HomeFocusCEI IVOIRIENNE :Honorer les engagements pris devant le peuple

CEI IVOIRIENNE :Honorer les engagements pris devant le peuple


Deux jours après la désignation des membres de l’opposition, les 17 membres de la nouvelle Commission électorale indépendante ivoirienne (CEI) ont prêté serment, lundi dernier à Abidjan. La main droite levée, ils ont juré de rester impartiaux et indépendants, de respecter la Constitution ainsi que le code électoral. Mais dans l’Afrique d’aujourd’hui, comment ne pas douter de la sincérité des acteurs politiques ?

 

Le continent est à la dérive, du fait du manque de crédibilité des premiers responsables africains

 

Très solennelle, la cérémonie met fin à 5 mois de longues tractations politiques pour que le projet de loi sur la nouvelle CEI aboutisse à cette prestation de serment. L’engagement des membres nouvellement assermentés, a eu pour cadre le Conseil constitutionnel présidé par le professeur Francis Wodié. Le président du Conseil constitutionnel en a profité pour insister, à plusieurs reprises, sur la valeur du serment qui avait été bafoué par le passé. L’invitation de l’ancien opposant, aujourd’hui président du Conseil constitutionnel, vaut son pesant d’or. Le professeur Wodié n’ignore pas en effet que « parole d’honneur, signature d’honneur », selon l’adage. Mais, cela fait difficilement recette parmi nombre d’élites politiques africaines actuelles. Cela tient également du fait que le continent foisonne de mauvais exemples. A commencer par les premiers dirigeants eux-mêmes. Combien de chefs d’Etat sont-ils vraiment des exemples de gens qui se conforment à la loi et respectent leur serment ? Arrivés par les urnes ou par des voies détournées, ils méprisent tellement leur peuple et les principes de la démocratie universelle, qu’ils finissent par décevoir. Tripatouiller la loi fondamentale ou la contourner pour se maintenir indéfiniment au pouvoir, n’est-ce pas se renier ? En tout cas, c’est prendre le risque de compromettre la paix sociale dans son pays, et de torpiller sans vergogne l’avenir des générations montantes.

* Jeu de données
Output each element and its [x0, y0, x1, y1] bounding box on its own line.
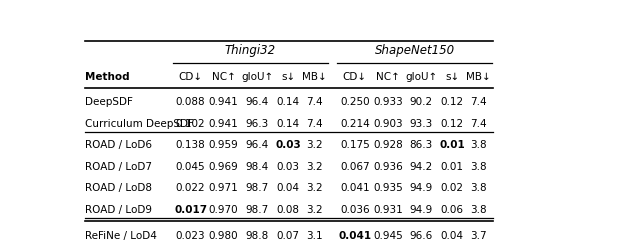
Text: 98.4: 98.4 [246, 162, 269, 172]
Text: 96.4: 96.4 [246, 140, 269, 150]
Text: NC↑: NC↑ [212, 72, 236, 82]
Text: 0.03: 0.03 [275, 140, 301, 150]
Text: 0.936: 0.936 [373, 162, 403, 172]
Text: MB↓: MB↓ [302, 72, 327, 82]
Text: 0.04: 0.04 [276, 184, 300, 194]
Text: ROAD / LoD7: ROAD / LoD7 [85, 162, 152, 172]
Text: 7.4: 7.4 [470, 97, 487, 107]
Text: 0.088: 0.088 [176, 97, 205, 107]
Text: 0.214: 0.214 [340, 119, 370, 129]
Text: 0.12: 0.12 [441, 97, 464, 107]
Text: 98.8: 98.8 [246, 231, 269, 241]
Text: 0.01: 0.01 [440, 140, 465, 150]
Text: 3.2: 3.2 [306, 184, 323, 194]
Text: NC↑: NC↑ [376, 72, 400, 82]
Text: 96.3: 96.3 [246, 119, 269, 129]
Text: 0.935: 0.935 [373, 184, 403, 194]
Text: 0.041: 0.041 [340, 184, 369, 194]
Text: 0.250: 0.250 [340, 97, 369, 107]
Text: 0.022: 0.022 [176, 184, 205, 194]
Text: ShapeNet150: ShapeNet150 [374, 44, 454, 57]
Text: s↓: s↓ [445, 72, 460, 82]
Text: 0.971: 0.971 [209, 184, 239, 194]
Text: 3.8: 3.8 [470, 162, 487, 172]
Text: ReFiNe / LoD4: ReFiNe / LoD4 [85, 231, 157, 241]
Text: 94.2: 94.2 [410, 162, 433, 172]
Text: 0.138: 0.138 [176, 140, 205, 150]
Text: 0.959: 0.959 [209, 140, 239, 150]
Text: 0.03: 0.03 [276, 162, 300, 172]
Text: 90.2: 90.2 [410, 97, 433, 107]
Text: 0.12: 0.12 [441, 119, 464, 129]
Text: 0.933: 0.933 [373, 97, 403, 107]
Text: 3.2: 3.2 [306, 140, 323, 150]
Text: 0.041: 0.041 [338, 231, 371, 241]
Text: Thingi32: Thingi32 [225, 44, 276, 57]
Text: 0.08: 0.08 [276, 205, 300, 215]
Text: 3.1: 3.1 [306, 231, 323, 241]
Text: 94.9: 94.9 [410, 184, 433, 194]
Text: 0.14: 0.14 [276, 119, 300, 129]
Text: 0.175: 0.175 [340, 140, 370, 150]
Text: ROAD / LoD8: ROAD / LoD8 [85, 184, 152, 194]
Text: s↓: s↓ [281, 72, 295, 82]
Text: 3.8: 3.8 [470, 184, 487, 194]
Text: 93.3: 93.3 [410, 119, 433, 129]
Text: 0.931: 0.931 [373, 205, 403, 215]
Text: 0.06: 0.06 [441, 205, 464, 215]
Text: 0.903: 0.903 [373, 119, 403, 129]
Text: 0.14: 0.14 [276, 97, 300, 107]
Text: 0.04: 0.04 [441, 231, 464, 241]
Text: 3.8: 3.8 [470, 140, 487, 150]
Text: 0.928: 0.928 [373, 140, 403, 150]
Text: 0.980: 0.980 [209, 231, 239, 241]
Text: 0.969: 0.969 [209, 162, 239, 172]
Text: Method: Method [85, 72, 129, 82]
Text: 94.9: 94.9 [410, 205, 433, 215]
Text: 0.945: 0.945 [373, 231, 403, 241]
Text: 0.067: 0.067 [340, 162, 369, 172]
Text: gIoU↑: gIoU↑ [241, 72, 273, 82]
Text: 0.036: 0.036 [340, 205, 369, 215]
Text: 0.045: 0.045 [176, 162, 205, 172]
Text: MB↓: MB↓ [466, 72, 491, 82]
Text: 0.01: 0.01 [441, 162, 464, 172]
Text: 7.4: 7.4 [306, 97, 323, 107]
Text: gIoU↑: gIoU↑ [405, 72, 437, 82]
Text: 98.7: 98.7 [246, 184, 269, 194]
Text: CD↓: CD↓ [343, 72, 367, 82]
Text: 0.941: 0.941 [209, 119, 239, 129]
Text: 0.941: 0.941 [209, 97, 239, 107]
Text: ROAD / LoD6: ROAD / LoD6 [85, 140, 152, 150]
Text: 7.4: 7.4 [470, 119, 487, 129]
Text: ROAD / LoD9: ROAD / LoD9 [85, 205, 152, 215]
Text: 0.02: 0.02 [441, 184, 464, 194]
Text: CD↓: CD↓ [179, 72, 203, 82]
Text: 3.2: 3.2 [306, 205, 323, 215]
Text: 0.970: 0.970 [209, 205, 239, 215]
Text: DeepSDF: DeepSDF [85, 97, 133, 107]
Text: 3.2: 3.2 [306, 162, 323, 172]
Text: 0.017: 0.017 [174, 205, 207, 215]
Text: 0.023: 0.023 [176, 231, 205, 241]
Text: 96.4: 96.4 [246, 97, 269, 107]
Text: 0.102: 0.102 [176, 119, 205, 129]
Text: Curriculum DeepSDF: Curriculum DeepSDF [85, 119, 194, 129]
Text: 98.7: 98.7 [246, 205, 269, 215]
Text: 3.7: 3.7 [470, 231, 487, 241]
Text: 96.6: 96.6 [410, 231, 433, 241]
Text: 3.8: 3.8 [470, 205, 487, 215]
Text: 0.07: 0.07 [276, 231, 300, 241]
Text: 86.3: 86.3 [410, 140, 433, 150]
Text: 7.4: 7.4 [306, 119, 323, 129]
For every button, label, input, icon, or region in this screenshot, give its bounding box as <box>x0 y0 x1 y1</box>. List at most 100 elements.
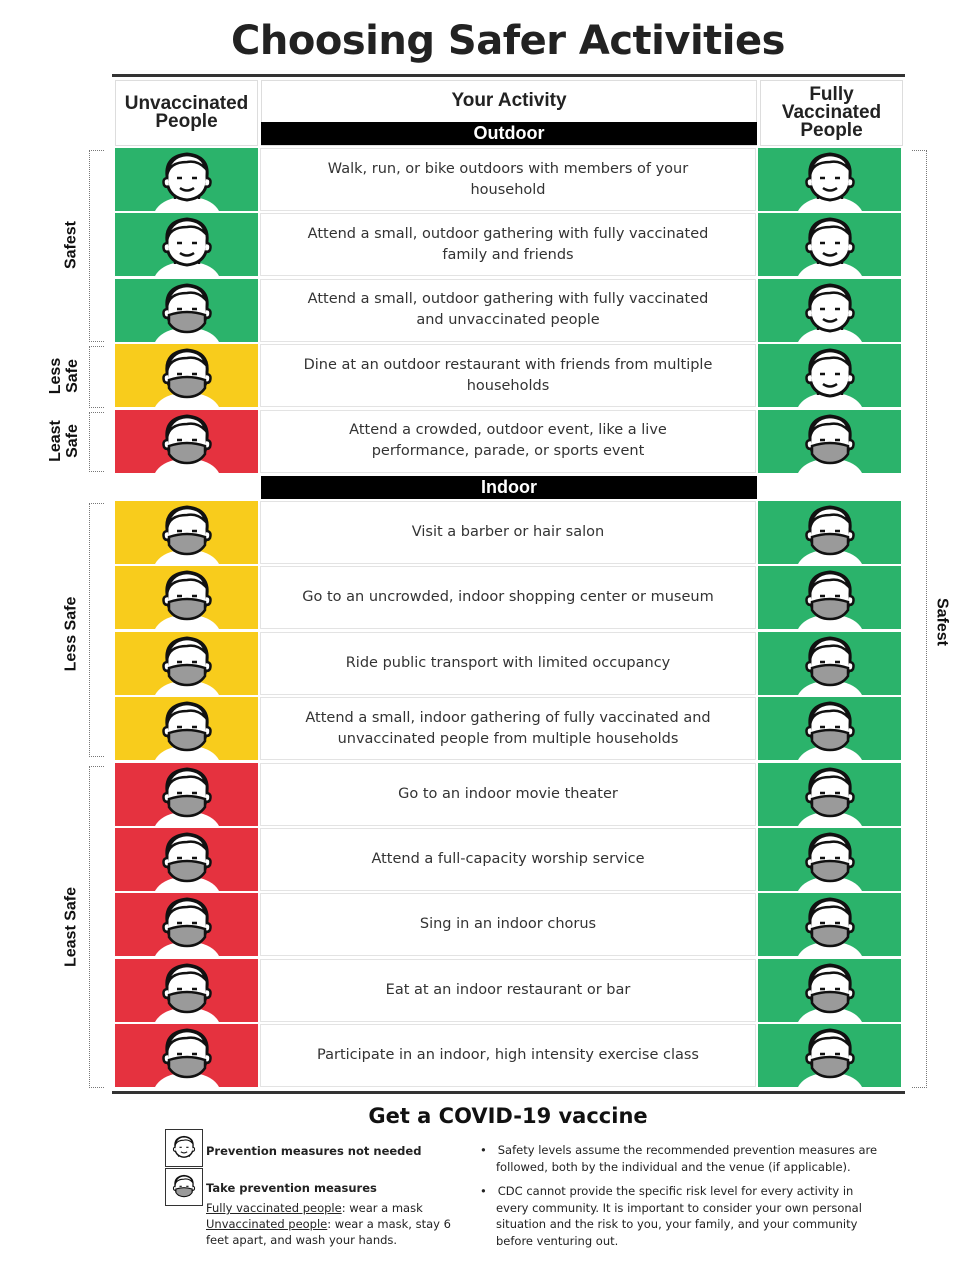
activity-row: Ride public transport with limited occup… <box>115 631 902 695</box>
vaccinated-risk-cell-safest <box>758 278 901 342</box>
activity-text: Participate in an indoor, high intensity… <box>260 1024 756 1088</box>
vaccinated-risk-cell-safest <box>758 828 901 891</box>
face-icon <box>790 213 870 276</box>
face-mask-icon <box>790 697 870 760</box>
vaccinated-risk-cell-safest <box>758 893 901 957</box>
bracket-indoor-least-safe <box>89 766 104 1088</box>
bullet-text: CDC cannot provide the specific risk lev… <box>496 1184 862 1248</box>
face-mask-icon <box>790 501 870 564</box>
bottom-divider <box>112 1091 905 1094</box>
face-mask-icon <box>147 632 227 695</box>
activity-text: Attend a small, indoor gathering of full… <box>260 697 756 761</box>
label-indoor-least-safe: Least Safe <box>62 886 80 968</box>
face-mask-icon <box>147 501 227 564</box>
unvaccinated-risk-cell-least-safe <box>115 1024 258 1088</box>
activity-text: Walk, run, or bike outdoors with members… <box>260 148 756 211</box>
activity-text: Attend a crowded, outdoor event, like a … <box>260 409 756 473</box>
face-mask-icon <box>147 566 227 629</box>
section-indoor: Indoor <box>261 476 757 499</box>
face-icon <box>165 1129 203 1167</box>
unvaccinated-risk-cell-safest <box>115 278 258 342</box>
activity-row: Go to an indoor movie theater <box>115 762 902 826</box>
bullet-2: • CDC cannot provide the specific risk l… <box>480 1184 862 1248</box>
activity-row: Attend a small, indoor gathering of full… <box>115 697 902 761</box>
unvax-label: Unvaccinated people <box>206 1217 328 1231</box>
vaccinated-risk-cell-safest <box>758 762 901 826</box>
bullet-1: • Safety levels assume the recommended p… <box>480 1143 878 1174</box>
vaccinated-risk-cell-safest <box>758 213 901 277</box>
bracket-indoor-less-safe <box>89 503 104 757</box>
unvaccinated-risk-cell-safest <box>115 213 258 277</box>
face-mask-icon <box>790 763 870 826</box>
face-mask-icon <box>790 632 870 695</box>
unvaccinated-risk-cell-least-safe <box>115 762 258 826</box>
unvaccinated-risk-cell-less-safe <box>115 631 258 695</box>
header-vaccinated: Fully Vaccinated People <box>760 80 903 146</box>
vaccinated-risk-cell-safest <box>758 631 901 695</box>
face-mask-icon <box>790 959 870 1022</box>
face-mask-icon <box>790 1024 870 1087</box>
face-icon <box>147 213 227 276</box>
vaccinated-risk-cell-safest <box>758 697 901 761</box>
vaccinated-risk-cell-safest <box>758 501 901 564</box>
activity-row: Participate in an indoor, high intensity… <box>115 1024 902 1088</box>
face-mask-icon <box>147 279 227 342</box>
activity-text: Attend a small, outdoor gathering with f… <box>260 278 756 342</box>
top-divider <box>112 74 905 77</box>
legend-details: Fully vaccinated people: wear a mask Unv… <box>206 1200 476 1248</box>
face-mask-icon <box>147 410 227 473</box>
activity-text: Ride public transport with limited occup… <box>260 631 756 695</box>
vaccinated-risk-cell-safest <box>758 958 901 1022</box>
unvaccinated-risk-cell-less-safe <box>115 501 258 564</box>
legend-mask: Take prevention measures <box>206 1181 377 1195</box>
label-vaccinated-safest: Safest <box>933 597 951 647</box>
activity-text: Visit a barber or hair salon <box>260 501 756 564</box>
vaccinated-risk-cell-safest <box>758 148 901 211</box>
face-mask-icon <box>147 763 227 826</box>
vax-label: Fully vaccinated people <box>206 1201 342 1215</box>
section-outdoor: Outdoor <box>261 122 757 145</box>
vaccinated-risk-cell-safest <box>758 409 901 473</box>
unvaccinated-risk-cell-less-safe <box>115 697 258 761</box>
unvaccinated-risk-cell-least-safe <box>115 409 258 473</box>
unvaccinated-risk-cell-safest <box>115 148 258 211</box>
legend-no-mask: Prevention measures not needed <box>206 1144 422 1158</box>
activity-row: Dine at an outdoor restaurant with frien… <box>115 344 902 408</box>
unvaccinated-risk-cell-least-safe <box>115 828 258 891</box>
activity-text: Dine at an outdoor restaurant with frien… <box>260 344 756 408</box>
face-icon <box>790 279 870 342</box>
face-mask-icon <box>790 893 870 956</box>
vaccine-heading: Get a COVID-19 vaccine <box>368 1104 648 1128</box>
label-safest: Safest <box>62 220 80 270</box>
label-least-safe: Least Safe <box>47 420 81 462</box>
unvax-text: : wear a mask, stay 6 feet apart, and wa… <box>206 1217 451 1247</box>
activity-text: Attend a small, outdoor gathering with f… <box>260 213 756 277</box>
face-mask-icon <box>147 959 227 1022</box>
bracket-vaccinated-safest <box>912 150 927 1088</box>
activity-text: Go to an uncrowded, indoor shopping cent… <box>260 566 756 630</box>
vaccinated-risk-cell-safest <box>758 1024 901 1088</box>
bracket-least-safe <box>89 412 104 472</box>
activity-text: Eat at an indoor restaurant or bar <box>260 958 756 1022</box>
header-unvaccinated: Unvaccinated People <box>115 80 258 146</box>
face-mask-icon <box>147 344 227 407</box>
vaccinated-risk-cell-safest <box>758 566 901 630</box>
header-activity: Your Activity <box>261 80 757 146</box>
label-indoor-less-safe: Less Safe <box>62 596 80 672</box>
unvaccinated-risk-cell-less-safe <box>115 566 258 630</box>
unvaccinated-risk-cell-least-safe <box>115 958 258 1022</box>
face-mask-icon <box>790 566 870 629</box>
activity-row: Attend a small, outdoor gathering with f… <box>115 213 902 277</box>
activity-text: Sing in an indoor chorus <box>260 893 756 957</box>
face-mask-icon <box>147 893 227 956</box>
activity-row: Attend a small, outdoor gathering with f… <box>115 278 902 342</box>
vax-text: : wear a mask <box>341 1201 423 1215</box>
activity-row: Attend a full-capacity worship service <box>115 828 902 891</box>
face-mask-icon <box>165 1168 203 1206</box>
bracket-less-safe <box>89 346 104 408</box>
activity-row: Go to an uncrowded, indoor shopping cent… <box>115 566 902 630</box>
vaccinated-risk-cell-safest <box>758 344 901 408</box>
label-less-safe: Less Safe <box>47 357 81 395</box>
face-mask-icon <box>147 828 227 891</box>
unvaccinated-risk-cell-least-safe <box>115 893 258 957</box>
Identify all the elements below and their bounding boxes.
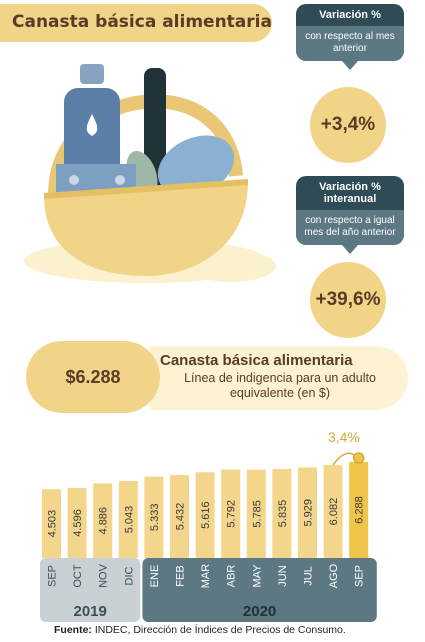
year-label: 2019 bbox=[74, 603, 107, 620]
bar bbox=[323, 465, 343, 558]
cloth-dot bbox=[69, 175, 79, 185]
summary-subtitle: Línea de indigencia para un adulto equiv… bbox=[184, 371, 376, 400]
yearly-variation-description: con respecto a igual mes del año anterio… bbox=[296, 210, 404, 245]
bar-value-label: 5.785 bbox=[251, 500, 263, 528]
bottle-cap bbox=[80, 64, 104, 84]
bar bbox=[246, 469, 266, 558]
bar-value-label: 5.835 bbox=[277, 500, 289, 528]
price-value: $6.288 bbox=[26, 341, 160, 413]
category-label: FEB bbox=[175, 565, 187, 586]
category-label: JUL bbox=[303, 566, 315, 586]
bar bbox=[93, 483, 113, 558]
category-label: ABR bbox=[226, 565, 238, 588]
yearly-variation-value: +39,6% bbox=[310, 262, 386, 338]
category-label: DIC bbox=[123, 566, 135, 585]
bar-chart: 2019 2020 4.503 SEP 4.596 OCT 4.886 NOV 5.043 DIC… bbox=[40, 429, 377, 622]
category-label: SEP bbox=[47, 565, 59, 587]
summary-title: Canasta básica alimentaria bbox=[160, 352, 353, 369]
annotation-label: 3,4% bbox=[328, 429, 360, 445]
bar-value-label: 5.616 bbox=[200, 501, 212, 529]
bar bbox=[298, 467, 317, 558]
source-label: Fuente: bbox=[54, 624, 92, 636]
source-note: Fuente: INDEC, Dirección de Índices de P… bbox=[54, 624, 346, 636]
bar bbox=[42, 489, 61, 558]
annotation-dot bbox=[352, 452, 365, 464]
speech-tail bbox=[342, 245, 358, 254]
bar-value-label: 5.043 bbox=[123, 506, 135, 534]
bar bbox=[195, 472, 215, 558]
category-label: MAY bbox=[251, 564, 263, 588]
summary-band bbox=[150, 346, 408, 410]
bread bbox=[157, 135, 235, 197]
source-text: INDEC, Dirección de Índices de Precios d… bbox=[91, 624, 346, 636]
water-drop-icon bbox=[86, 114, 98, 136]
year-band-2020 bbox=[142, 558, 377, 622]
bar-value-label: 6.082 bbox=[328, 498, 340, 526]
bar bbox=[118, 481, 138, 558]
bar bbox=[170, 475, 189, 558]
category-label: JUN bbox=[277, 565, 289, 586]
yearly-variation-card: Variación % interanual con respecto a ig… bbox=[296, 176, 404, 254]
bar-value-label: 5.792 bbox=[226, 500, 238, 528]
bar-value-label: 5.333 bbox=[149, 504, 161, 532]
category-label: OCT bbox=[72, 564, 84, 588]
bar bbox=[67, 487, 87, 558]
bar-value-label: 6.288 bbox=[354, 496, 366, 524]
bar-value-label: 5.929 bbox=[303, 499, 315, 527]
bar-value-label: 4.596 bbox=[72, 509, 84, 537]
category-label: ENE bbox=[149, 565, 161, 588]
year-band-2019 bbox=[40, 558, 141, 622]
year-label: 2020 bbox=[243, 603, 276, 620]
bar-value-label: 4.886 bbox=[98, 507, 110, 535]
bar bbox=[272, 468, 292, 558]
title-band: Canasta básica alimentaria bbox=[0, 4, 272, 42]
basket-rim bbox=[43, 179, 249, 199]
bar bbox=[221, 469, 241, 558]
category-label: AGO bbox=[328, 563, 340, 588]
monthly-variation-heading: Variación % bbox=[296, 4, 404, 26]
page-title: Canasta básica alimentaria bbox=[12, 12, 272, 32]
bar-value-label: 4.503 bbox=[47, 510, 59, 538]
basket-body bbox=[44, 182, 248, 276]
bar bbox=[349, 462, 369, 558]
speech-tail bbox=[342, 61, 358, 70]
category-label: MAR bbox=[200, 564, 212, 589]
monthly-variation-value: +3,4% bbox=[310, 87, 386, 163]
category-label: SEP bbox=[354, 565, 366, 587]
yearly-variation-heading: Variación % interanual bbox=[296, 176, 404, 210]
bar-value-label: 5.432 bbox=[175, 503, 187, 531]
monthly-variation-card: Variación % con respecto al mes anterior bbox=[296, 4, 404, 70]
cloth-dot bbox=[115, 175, 125, 185]
category-label: NOV bbox=[98, 563, 110, 588]
bar bbox=[144, 476, 164, 558]
monthly-variation-description: con respecto al mes anterior bbox=[296, 26, 404, 61]
basket-illustration bbox=[24, 64, 276, 283]
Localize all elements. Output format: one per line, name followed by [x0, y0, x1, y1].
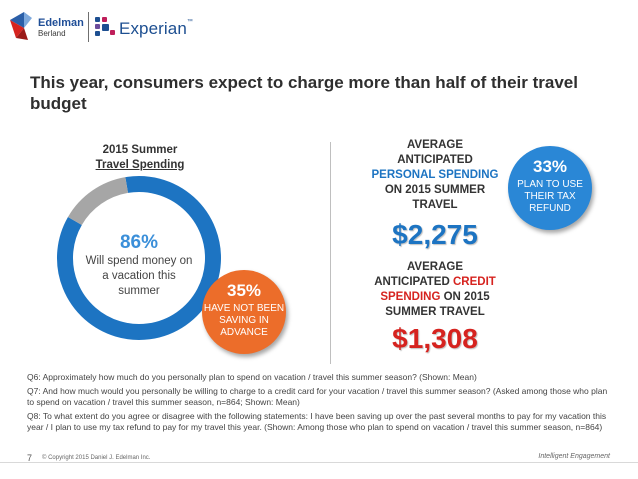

* À compléter
1) D'après l'article sur la CEI ivoirienne, qui préside le Conseil constitutionnel devant lequel les nouveaux membres ont prêté serment ?
2) Écrivez la suite de l'article sur la CEI ivoirienne, s'il vous plaît, en partant de sa dernière phrase.
Le listing provient d'une autre source que l'article sur la CEI ivoirienne.

* Résultats obtenus
1) Le professeur Francis Wodié.

2)
Si les chefs d’Etat, premiers garants des textes fondamentaux, violent sans aucun état d’âme leur propre serment, tordent le cou aux lois des institutions républicaines, comment s’étonner des dérives de nos élites, a fortiori du citoyen moyen ? Ces dirigeants se sentent-ils à l’aise, lorsqu’il s’agit de recommander à nos enfants de ne pas prendre le mauvais chemin ? Se sentent-ils fondés à inviter les travailleurs des villes et campagnes à se conformer aux directives de l’Etat ?

Le continent aujourd’hui est à la dérive, du fait de l’incurie et du manque de crédibilité de la plupart des premiers responsables africains. Eux s’arrogent tous les droits, et voudraient en même temps que les autres se plient à leur volonté, ou se conforment à la loi. D’où ces images tristes de l’Afrique à travers le monde ! On ne retient des Etats africains, en règle générale, et de leurs élections, que le spectacle désolant des urnes qu’on vole, détourne, cache, vide ou même qu’on bourre, aux fins de brandir des résultats que tout le monde sait falsifiés.

Voilà pourquoi il faut saluer la classe politique ivoirienne dans son ensemble. Pour cette victoire que vient d’enregistrer la Côte d’Ivoire. Non celle d’un camp sur l’autre. Il faut saluer ce pas franchi dans des conditions difficiles ! Les Ivoiriens et les démocrates de la sous-région ont eu vraiment des frissons. Le spectre d’une mauvaise élection s’éloigne progressivement.

 

Il faut éviter de trahir l’histoire

 

A l’évidence, cette fois, l’on s’est surpassé. Chacun a mis un peu plus d’eau dans son vin de palme. Preuve s’il en est, qu’avec un peu de bonne volonté, l’on peut toujours s’en sortir. Mais, rien ne s’obtient sans concession. Du côté du pouvoir comme de l’opposition, on a sûrement lâché du lest. Après avoir bataillé, l’opposition semble avoir obtenu satisfaction. Même si ce n’est pas sur tous les plans. Toutefois, le plus dur reste à venir, et le défi est de taille : s’entendre sur la Constitution d’un bureau « consensuel ». Il s’agit là de la condition pour la participation de l’opposition pro-Gbagbo à la CEI. Six membres devront constituer cet organe exécutif à mettre en place avant la fin du mois d’août. Comment œuvrer sur le terrain pour que concrètement, les choses se passent dans de bonnes conditions ?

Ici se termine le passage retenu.